* TO BE DONE *
Please render all of the data below as a Markdown table with the columns "No." and "Line", numbering each non-blank line in order.

##### SOURCE MATERIAL

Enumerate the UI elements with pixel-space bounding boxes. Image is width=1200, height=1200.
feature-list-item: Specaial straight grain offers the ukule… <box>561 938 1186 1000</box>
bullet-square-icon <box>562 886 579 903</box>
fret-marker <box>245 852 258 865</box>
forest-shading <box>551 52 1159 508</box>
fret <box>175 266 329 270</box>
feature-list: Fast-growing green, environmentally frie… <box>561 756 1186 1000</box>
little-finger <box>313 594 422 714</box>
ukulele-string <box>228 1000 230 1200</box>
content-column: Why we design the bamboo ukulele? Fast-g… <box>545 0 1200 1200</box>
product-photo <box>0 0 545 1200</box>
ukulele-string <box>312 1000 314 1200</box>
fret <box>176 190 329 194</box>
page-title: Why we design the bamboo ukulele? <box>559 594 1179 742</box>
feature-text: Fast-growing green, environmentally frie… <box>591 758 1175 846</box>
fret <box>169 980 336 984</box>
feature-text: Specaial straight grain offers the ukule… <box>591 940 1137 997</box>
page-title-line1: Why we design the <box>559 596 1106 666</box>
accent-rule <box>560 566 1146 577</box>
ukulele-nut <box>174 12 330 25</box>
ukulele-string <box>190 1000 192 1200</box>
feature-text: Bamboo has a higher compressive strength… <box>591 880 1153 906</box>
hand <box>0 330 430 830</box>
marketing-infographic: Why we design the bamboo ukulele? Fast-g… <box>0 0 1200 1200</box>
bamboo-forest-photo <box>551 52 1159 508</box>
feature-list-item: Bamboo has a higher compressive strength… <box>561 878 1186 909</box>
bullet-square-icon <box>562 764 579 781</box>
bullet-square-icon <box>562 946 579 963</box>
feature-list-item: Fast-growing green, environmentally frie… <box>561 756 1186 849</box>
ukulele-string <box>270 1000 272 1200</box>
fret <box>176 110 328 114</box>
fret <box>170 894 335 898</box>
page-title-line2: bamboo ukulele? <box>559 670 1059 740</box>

##########

* IN RESPONSE *
| No. | Line |
|---|---|
| 1 | Enumerate the UI elements with pixel-space bounding boxes. Image is width=1200, height=1200. |
| 2 | feature-list-item: Specaial straight grain offers the ukule… <box>561 938 1186 1000</box> |
| 3 | bullet-square-icon <box>562 886 579 903</box> |
| 4 | fret-marker <box>245 852 258 865</box> |
| 5 | forest-shading <box>551 52 1159 508</box> |
| 6 | fret <box>175 266 329 270</box> |
| 7 | feature-list: Fast-growing green, environmentally frie… <box>561 756 1186 1000</box> |
| 8 | little-finger <box>313 594 422 714</box> |
| 9 | ukulele-string <box>228 1000 230 1200</box> |
| 10 | content-column: Why we design the bamboo ukulele? Fast-g… <box>545 0 1200 1200</box> |
| 11 | product-photo <box>0 0 545 1200</box> |
| 12 | ukulele-string <box>312 1000 314 1200</box> |
| 13 | fret <box>176 190 329 194</box> |
| 14 | page-title: Why we design the bamboo ukulele? <box>559 594 1179 742</box> |
| 15 | feature-text: Fast-growing green, environmentally frie… <box>591 758 1175 846</box> |
| 16 | fret <box>169 980 336 984</box> |
| 17 | feature-text: Specaial straight grain offers the ukule… <box>591 940 1137 997</box> |
| 18 | page-title-line1: Why we design the <box>559 596 1106 666</box> |
| 19 | accent-rule <box>560 566 1146 577</box> |
| 20 | ukulele-nut <box>174 12 330 25</box> |
| 21 | ukulele-string <box>190 1000 192 1200</box> |
| 22 | feature-text: Bamboo has a higher compressive strength… <box>591 880 1153 906</box> |
| 23 | hand <box>0 330 430 830</box> |
| 24 | marketing-infographic: Why we design the bamboo ukulele? Fast-g… <box>0 0 1200 1200</box> |
| 25 | bamboo-forest-photo <box>551 52 1159 508</box> |
| 26 | feature-list-item: Bamboo has a higher compressive strength… <box>561 878 1186 909</box> |
| 27 | bullet-square-icon <box>562 764 579 781</box> |
| 28 | bullet-square-icon <box>562 946 579 963</box> |
| 29 | feature-list-item: Fast-growing green, environmentally frie… <box>561 756 1186 849</box> |
| 30 | ukulele-string <box>270 1000 272 1200</box> |
| 31 | fret <box>176 110 328 114</box> |
| 32 | fret <box>170 894 335 898</box> |
| 33 | page-title-line2: bamboo ukulele? <box>559 670 1059 740</box> |